SHORT EXERCISE: Pictures aside, write out every record exactly as it appears.

--- Start EXERCISE MATERIAL ---

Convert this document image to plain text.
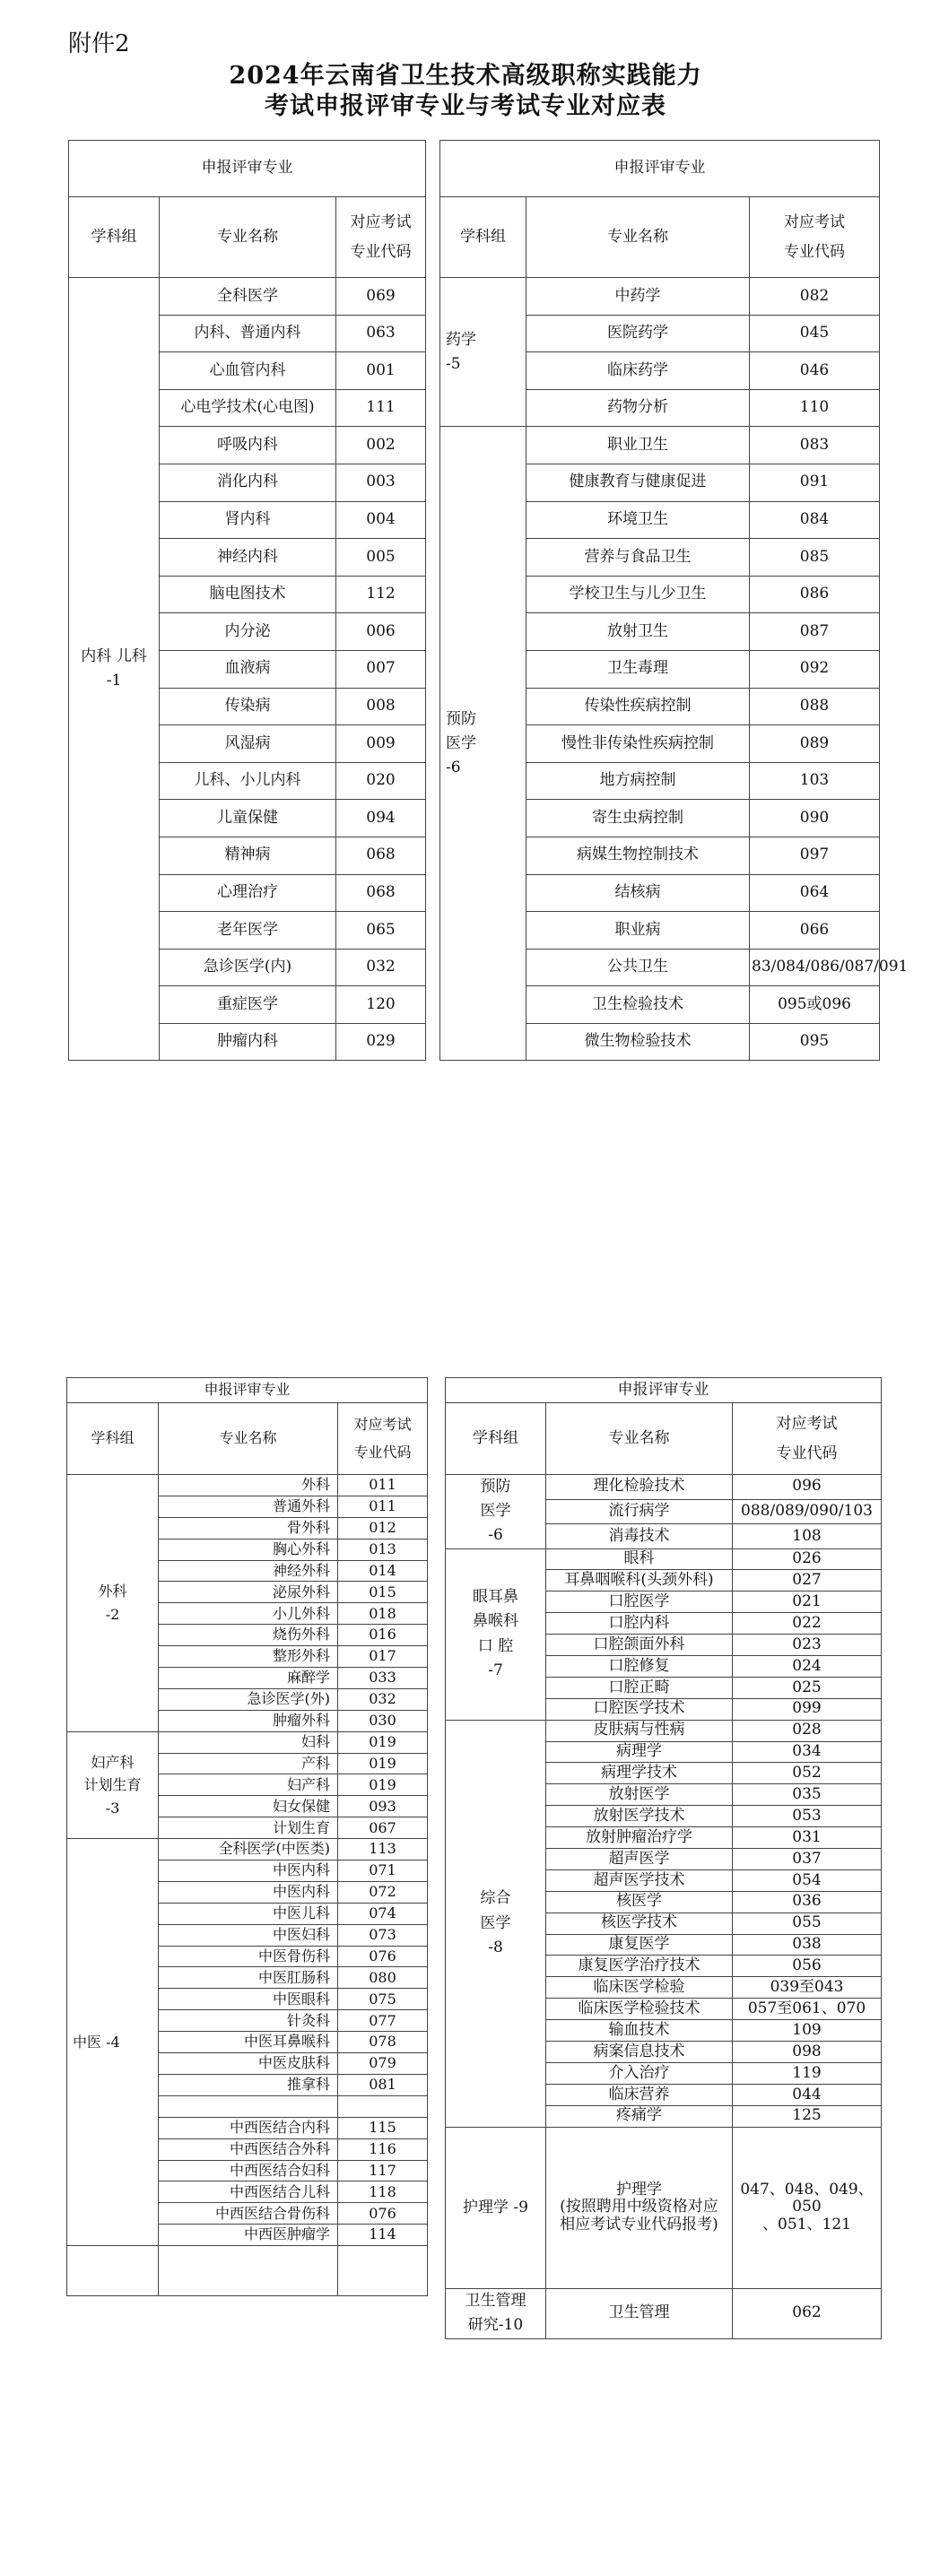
附件2
2024年云南省卫生技术高级职称实践能力
考试申报评审专业与考试专业对应表
申报评审专业		
学科组	专业名称	对应考试
专业代码
内科 儿科
-1	全科医学	069
	内科、普通内科	063
	心血管内科	001
	心电学技术(心电图)	111
	呼吸内科	002
	消化内科	003
	肾内科	004
	神经内科	005
	脑电图技术	112
	内分泌	006
	血液病	007
	传染病	008
	风湿病	009
	儿科、小儿内科	020
	儿童保健	094
	精神病	068
	心理治疗	068
	老年医学	065
	急诊医学(内)	032
	重症医学	120
	肿瘤内科	029
申报评审专业		
学科组	专业名称	对应考试
专业代码
药学
-5	中药学	082
	医院药学	045
	临床药学	046
	药物分析	110
预防
医学
-6	职业卫生	083
	健康教育与健康促进	091
	环境卫生	084
	营养与食品卫生	085
	学校卫生与儿少卫生	086
	放射卫生	087
	卫生毒理	092
	传染性疾病控制	088
	慢性非传染性疾病控制	089
	地方病控制	103
	寄生虫病控制	090
	病媒生物控制技术	097
	结核病	064
	职业病	066
	公共卫生	83/084/086/087/091
	卫生检验技术	095或096
	微生物检验技术	095
申报评审专业		
学科组	专业名称	对应考试
专业代码
外科
-2	外科	011
	普通外科	011
	骨外科	012
	胸心外科	013
	神经外科	014
	泌尿外科	015
	小儿外科	018
	烧伤外科	016
	整形外科	017
	麻醉学	033
	急诊医学(外)	032
	肿瘤外科	030
妇产科
计划生育
-3	妇科	019
	产科	019
	妇产科	019
	妇女保健	093
	计划生育	067
中医 -4	全科医学(中医类)	113
	中医内科	071
	中医内科	072
	中医儿科	074
	中医妇科	073
	中医骨伤科	076
	中医肛肠科	080
	中医眼科	075
	针灸科	077
	中医耳鼻喉科	078
	中医皮肤科	079
	推拿科	081

	中西医结合内科	115
	中西医结合外科	116
	中西医结合妇科	117
	中西医结合儿科	118
	中西医结合骨伤科	076
	中西医肿瘤学	114

申报评审专业		
学科组	专业名称	对应考试
专业代码
预防
医学
-6	理化检验技术	096
	流行病学	088/089/090/103
	消毒技术	108
眼耳鼻
鼻喉科
口 腔
-7	眼科	026
	耳鼻咽喉科(头颈外科)	027
	口腔医学	021
	口腔内科	022
	口腔颌面外科	023
	口腔修复	024
	口腔正畸	025
	口腔医学技术	099
综合
医学
-8	皮肤病与性病	028
	病理学	034
	病理学技术	052
	放射医学	035
	放射医学技术	053
	放射肿瘤治疗学	031
	超声医学	037
	超声医学技术	054
	核医学	036
	核医学技术	055
	康复医学	038
	康复医学治疗技术	056
	临床医学检验	039至043
	临床医学检验技术	057至061、070
	输血技术	109
	病案信息技术	098
	介入治疗	119
	临床营养	044
	疼痛学	125
护理学 -9	护理学
(按照聘用中级资格对应
相应考试专业代码报考)	047、048、049、050
、051、121
卫生管理
研究-10	卫生管理	062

--- End EXERCISE MATERIAL ---

RESULT OF THIS TASK:
Convert this document image to plain text.
附件2
2024年云南省卫生技术高级职称实践能力
考试申报评审专业与考试专业对应表
申报评审专业		
学科组	专业名称	对应考试
专业代码
内科 儿科
-1	全科医学	069
	内科、普通内科	063
	心血管内科	001
	心电学技术(心电图)	111
	呼吸内科	002
	消化内科	003
	肾内科	004
	神经内科	005
	脑电图技术	112
	内分泌	006
	血液病	007
	传染病	008
	风湿病	009
	儿科、小儿内科	020
	儿童保健	094
	精神病	068
	心理治疗	068
	老年医学	065
	急诊医学(内)	032
	重症医学	120
	肿瘤内科	029
申报评审专业		
学科组	专业名称	对应考试
专业代码
药学
-5	中药学	082
	医院药学	045
	临床药学	046
	药物分析	110
预防
医学
-6	职业卫生	083
	健康教育与健康促进	091
	环境卫生	084
	营养与食品卫生	085
	学校卫生与儿少卫生	086
	放射卫生	087
	卫生毒理	092
	传染性疾病控制	088
	慢性非传染性疾病控制	089
	地方病控制	103
	寄生虫病控制	090
	病媒生物控制技术	097
	结核病	064
	职业病	066
	公共卫生	83/084/086/087/091
	卫生检验技术	095或096
	微生物检验技术	095
申报评审专业		
学科组	专业名称	对应考试
专业代码
外科
-2	外科	011
	普通外科	011
	骨外科	012
	胸心外科	013
	神经外科	014
	泌尿外科	015
	小儿外科	018
	烧伤外科	016
	整形外科	017
	麻醉学	033
	急诊医学(外)	032
	肿瘤外科	030
妇产科
计划生育
-3	妇科	019
	产科	019
	妇产科	019
	妇女保健	093
	计划生育	067
中医 -4	全科医学(中医类)	113
	中医内科	071
	中医内科	072
	中医儿科	074
	中医妇科	073
	中医骨伤科	076
	中医肛肠科	080
	中医眼科	075
	针灸科	077
	中医耳鼻喉科	078
	中医皮肤科	079
	推拿科	081

	中西医结合内科	115
	中西医结合外科	116
	中西医结合妇科	117
	中西医结合儿科	118
	中西医结合骨伤科	076
	中西医肿瘤学	114

申报评审专业		
学科组	专业名称	对应考试
专业代码
预防
医学
-6	理化检验技术	096
	流行病学	088/089/090/103
	消毒技术	108
眼耳鼻
鼻喉科
口 腔
-7	眼科	026
	耳鼻咽喉科(头颈外科)	027
	口腔医学	021
	口腔内科	022
	口腔颌面外科	023
	口腔修复	024
	口腔正畸	025
	口腔医学技术	099
综合
医学
-8	皮肤病与性病	028
	病理学	034
	病理学技术	052
	放射医学	035
	放射医学技术	053
	放射肿瘤治疗学	031
	超声医学	037
	超声医学技术	054
	核医学	036
	核医学技术	055
	康复医学	038
	康复医学治疗技术	056
	临床医学检验	039至043
	临床医学检验技术	057至061、070
	输血技术	109
	病案信息技术	098
	介入治疗	119
	临床营养	044
	疼痛学	125
护理学 -9	护理学
(按照聘用中级资格对应
相应考试专业代码报考)	047、048、049、050
、051、121
卫生管理
研究-10	卫生管理	062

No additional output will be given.